EXTRAIT:
--

Pour faire du cyclocross, il ne faut pas avoir peur de se salir.
Pour faire du cyclocross, il ne faut pas avoir peur de se salir. Musée national suisse / ASL

Les forçats de la route

Voyage dans l’histoire du cyclocross. Cette discipline a connu son heure de gloire dans les années 1970 et 1980. Tombée par la suite dans un oubli presque total, elle connaît un certain renouveau.

Nils Widmer

Nils Widmer

Nils Widmer est historien, collaborateur scientifique pour Swiss Sports History et doctorant à l’Université de Lucerne.

Le cyclocross est apparu au tournant des XIXe et XXe siècles dans le sud de la France. À l’époque, les coureurs sur route passaient l’hiver sous le soleil de la Côte d’Azur. Là, ils se préparaient à la saison suivante en avalant les kilomètres, tantôt sur routes classiques, tantôt sur des pistes et autres chemins de traverse, n’hésitant pas, si nécessaire, à porter leur vélo sur l’épaule ou à gravir en courant les pentes les plus escarpées. Ainsi est née une nouvelle discipline, dont les premières courses ont eu lieu en 1902. Le principe n’a pratiquement pas changé depuis: parcourir plusieurs fois de suite un circuit clairement balisé lors de courses de 20 à 60 minutes selon la catégorie. Les athlètes empruntent principalement des prairies, mais aussi des forêts et des champs. En cas d’intempéries, de neige ou de pluie, le terrain se transforme vite en un parcours du combattant dans la boue. En principe, l’itinéraire choisi est plutôt plat, mais il n’est pas rare qu’il soit entrecoupé d’obstacles (pentes raides, voire escaliers) obligeant à porter le vélo. Les vélos utilisés ressemblent beaucoup aux vélos de route, avec notamment le guidon recourbé si caractéristique. Leur structure, cependant, est plus stable, et leurs pneus plus profilés.

Roues, courses, gloire. Cyclisme suisse

15.07.2022 16.10.2022 / Musée national Zurich
Sur route, en salle ou en plein champ : l’exposition Vélo présente le cyclisme suisse sous toutes ses facettes. Une collection de photographies pour découvrir l’histoire des étapes de montagne, mais aussi des acrobaties téméraires ou involontaires, des duels en salles ou sur route, et les bons vieux vélos de l’Armée Suisse.

--

(Entrées de données)

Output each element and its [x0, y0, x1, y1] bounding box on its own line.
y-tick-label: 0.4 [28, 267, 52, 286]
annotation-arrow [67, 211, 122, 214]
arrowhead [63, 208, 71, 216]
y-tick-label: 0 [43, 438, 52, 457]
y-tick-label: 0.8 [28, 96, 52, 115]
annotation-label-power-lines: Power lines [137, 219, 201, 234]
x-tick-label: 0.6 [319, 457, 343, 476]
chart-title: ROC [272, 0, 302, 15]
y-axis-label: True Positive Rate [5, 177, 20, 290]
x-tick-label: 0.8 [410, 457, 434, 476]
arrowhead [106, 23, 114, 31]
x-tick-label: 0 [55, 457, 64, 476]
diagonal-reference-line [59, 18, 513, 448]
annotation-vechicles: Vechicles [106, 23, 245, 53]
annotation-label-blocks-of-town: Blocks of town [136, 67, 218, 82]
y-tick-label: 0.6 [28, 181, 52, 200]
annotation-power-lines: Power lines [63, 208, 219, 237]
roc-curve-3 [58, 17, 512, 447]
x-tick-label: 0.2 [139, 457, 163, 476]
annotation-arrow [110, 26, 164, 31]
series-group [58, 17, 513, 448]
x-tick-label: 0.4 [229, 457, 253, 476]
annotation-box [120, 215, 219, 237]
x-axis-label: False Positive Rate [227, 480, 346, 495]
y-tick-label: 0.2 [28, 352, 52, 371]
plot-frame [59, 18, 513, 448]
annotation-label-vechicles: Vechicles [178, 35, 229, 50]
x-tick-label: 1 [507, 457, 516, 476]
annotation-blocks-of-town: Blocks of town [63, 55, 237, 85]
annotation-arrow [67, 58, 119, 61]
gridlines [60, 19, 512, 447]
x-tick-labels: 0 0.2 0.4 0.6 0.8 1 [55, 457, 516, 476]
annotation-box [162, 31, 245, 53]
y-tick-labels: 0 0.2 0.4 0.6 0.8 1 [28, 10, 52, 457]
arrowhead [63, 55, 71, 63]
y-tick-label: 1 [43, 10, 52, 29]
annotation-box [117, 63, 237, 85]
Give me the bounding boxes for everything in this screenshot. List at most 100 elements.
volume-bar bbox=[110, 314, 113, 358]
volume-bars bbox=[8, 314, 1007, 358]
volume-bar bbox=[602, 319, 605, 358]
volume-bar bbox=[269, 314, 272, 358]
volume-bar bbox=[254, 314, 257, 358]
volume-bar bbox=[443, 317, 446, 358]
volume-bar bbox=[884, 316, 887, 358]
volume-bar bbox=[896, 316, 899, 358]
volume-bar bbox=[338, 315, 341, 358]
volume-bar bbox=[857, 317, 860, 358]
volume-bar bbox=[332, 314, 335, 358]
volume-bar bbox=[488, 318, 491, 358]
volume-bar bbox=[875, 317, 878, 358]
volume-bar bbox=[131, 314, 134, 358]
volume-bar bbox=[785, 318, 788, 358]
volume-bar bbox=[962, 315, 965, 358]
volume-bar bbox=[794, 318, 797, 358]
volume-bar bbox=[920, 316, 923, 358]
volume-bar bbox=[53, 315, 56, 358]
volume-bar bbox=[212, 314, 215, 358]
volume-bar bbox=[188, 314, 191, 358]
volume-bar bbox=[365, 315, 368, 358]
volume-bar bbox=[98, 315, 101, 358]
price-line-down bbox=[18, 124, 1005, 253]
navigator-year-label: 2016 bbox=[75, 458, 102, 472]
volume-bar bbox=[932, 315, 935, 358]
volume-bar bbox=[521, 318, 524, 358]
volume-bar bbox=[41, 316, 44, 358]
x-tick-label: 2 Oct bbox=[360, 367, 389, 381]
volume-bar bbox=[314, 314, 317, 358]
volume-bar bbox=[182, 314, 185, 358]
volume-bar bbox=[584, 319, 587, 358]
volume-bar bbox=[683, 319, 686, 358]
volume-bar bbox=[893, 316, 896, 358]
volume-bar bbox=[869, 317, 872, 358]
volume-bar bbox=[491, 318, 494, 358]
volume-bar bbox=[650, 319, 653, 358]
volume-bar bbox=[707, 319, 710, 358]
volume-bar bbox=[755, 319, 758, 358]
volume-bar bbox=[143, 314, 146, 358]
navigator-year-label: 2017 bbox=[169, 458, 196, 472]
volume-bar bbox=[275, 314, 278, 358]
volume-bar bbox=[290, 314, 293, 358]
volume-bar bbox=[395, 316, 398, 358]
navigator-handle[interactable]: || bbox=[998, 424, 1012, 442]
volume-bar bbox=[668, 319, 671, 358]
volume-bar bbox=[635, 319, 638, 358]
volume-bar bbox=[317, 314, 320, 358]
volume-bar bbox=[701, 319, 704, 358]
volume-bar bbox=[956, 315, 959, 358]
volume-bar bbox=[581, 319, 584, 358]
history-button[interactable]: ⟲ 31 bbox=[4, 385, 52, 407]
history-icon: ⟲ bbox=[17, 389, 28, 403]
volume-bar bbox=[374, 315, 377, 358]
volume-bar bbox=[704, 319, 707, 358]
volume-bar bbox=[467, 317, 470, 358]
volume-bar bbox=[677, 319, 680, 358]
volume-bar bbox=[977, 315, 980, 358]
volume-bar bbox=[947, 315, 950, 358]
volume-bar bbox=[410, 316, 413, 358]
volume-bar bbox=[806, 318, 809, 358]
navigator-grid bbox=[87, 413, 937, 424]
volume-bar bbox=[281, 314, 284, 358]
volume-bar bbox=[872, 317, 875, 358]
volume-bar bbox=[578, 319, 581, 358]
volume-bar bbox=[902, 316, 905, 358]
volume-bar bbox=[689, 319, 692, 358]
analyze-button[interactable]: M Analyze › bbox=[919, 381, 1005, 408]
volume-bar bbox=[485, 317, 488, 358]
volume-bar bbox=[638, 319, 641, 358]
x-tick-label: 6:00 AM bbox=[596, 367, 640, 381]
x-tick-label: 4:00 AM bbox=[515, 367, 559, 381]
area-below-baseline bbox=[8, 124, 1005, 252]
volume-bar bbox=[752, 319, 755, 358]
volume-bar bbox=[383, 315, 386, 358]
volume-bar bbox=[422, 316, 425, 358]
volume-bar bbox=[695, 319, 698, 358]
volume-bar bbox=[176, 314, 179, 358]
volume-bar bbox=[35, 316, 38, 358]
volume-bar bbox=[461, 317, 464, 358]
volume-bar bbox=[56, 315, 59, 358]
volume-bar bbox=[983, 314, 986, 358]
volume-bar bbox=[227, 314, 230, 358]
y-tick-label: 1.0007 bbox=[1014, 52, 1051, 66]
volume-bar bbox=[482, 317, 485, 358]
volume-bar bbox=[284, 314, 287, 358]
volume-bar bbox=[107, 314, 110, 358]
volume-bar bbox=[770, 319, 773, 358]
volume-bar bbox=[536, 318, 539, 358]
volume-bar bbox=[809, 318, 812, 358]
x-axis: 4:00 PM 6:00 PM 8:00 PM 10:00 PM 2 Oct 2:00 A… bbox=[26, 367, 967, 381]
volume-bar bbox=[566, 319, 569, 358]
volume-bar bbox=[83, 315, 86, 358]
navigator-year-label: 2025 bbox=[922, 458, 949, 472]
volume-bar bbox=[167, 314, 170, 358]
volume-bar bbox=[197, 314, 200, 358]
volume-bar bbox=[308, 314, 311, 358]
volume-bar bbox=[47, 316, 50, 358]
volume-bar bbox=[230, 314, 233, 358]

--

TÂCHES À RÉALISER:
**1)** Renvoyez telles quelles les lignes des entrées de données, de la toute première jusqu'à celle qui contient « x-tick-labels: 0 0.2 », celle-ci comprise.
**2)** Rédigez la suite du texte sur l'histoire du cyclocross, à partir de sa dernière phrase.

RÉPONSES PAR TÂCHE:
**1)**
Output each element and its [x0, y0, x1, y1] bounding box on its own line.
y-tick-label: 0.4 [28, 267, 52, 286]
annotation-arrow [67, 211, 122, 214]
arrowhead [63, 208, 71, 216]
y-tick-label: 0 [43, 438, 52, 457]
y-tick-label: 0.8 [28, 96, 52, 115]
annotation-label-power-lines: Power lines [137, 219, 201, 234]
x-tick-label: 0.6 [319, 457, 343, 476]
chart-title: ROC [272, 0, 302, 15]
y-axis-label: True Positive Rate [5, 177, 20, 290]
x-tick-label: 0.8 [410, 457, 434, 476]
arrowhead [106, 23, 114, 31]
x-tick-label: 0 [55, 457, 64, 476]
diagonal-reference-line [59, 18, 513, 448]
annotation-vechicles: Vechicles [106, 23, 245, 53]
annotation-label-blocks-of-town: Blocks of town [136, 67, 218, 82]
y-tick-label: 0.6 [28, 181, 52, 200]
annotation-power-lines: Power lines [63, 208, 219, 237]
roc-curve-3 [58, 17, 512, 447]
x-tick-label: 0.2 [139, 457, 163, 476]
annotation-arrow [110, 26, 164, 31]
series-group [58, 17, 513, 448]
x-tick-label: 0.4 [229, 457, 253, 476]
annotation-box [120, 215, 219, 237]
x-axis-label: False Positive Rate [227, 480, 346, 495]
y-tick-label: 0.2 [28, 352, 52, 371]
plot-frame [59, 18, 513, 448]
annotation-label-vechicles: Vechicles [178, 35, 229, 50]
x-tick-label: 1 [507, 457, 516, 476]
annotation-blocks-of-town: Blocks of town [63, 55, 237, 85]
annotation-arrow [67, 58, 119, 61]
gridlines [60, 19, 512, 447]
x-tick-labels: 0 0.2 0.4 0.6 0.8 1 [55, 457, 516, 476]

**2)**
En Suisse, les premiers championnats de cyclocross ont eu lieu en 1912, sous la houlette de l’association romande de cyclisme, l’Union Cycliste Suisse. Quatre ans plus tard, le Schweizerisches Radfahrer-Bund (Fédération des cyclistes suisses ), ancêtre de l’association Swiss Cycling, organise à son tour un championnat. Et à compter de 1924, les deux associations s’associent pour organiser les championnats de Suisse de cyclocross. Les Romands mènent la course lors des premières éditions, mais dès la fin des années 20, les athlètes de l’Oberland zurichois prennent la main, qu’ils conserveront longtemps.
Ferdy Kübler lors d’une course de cyclocross en 1940.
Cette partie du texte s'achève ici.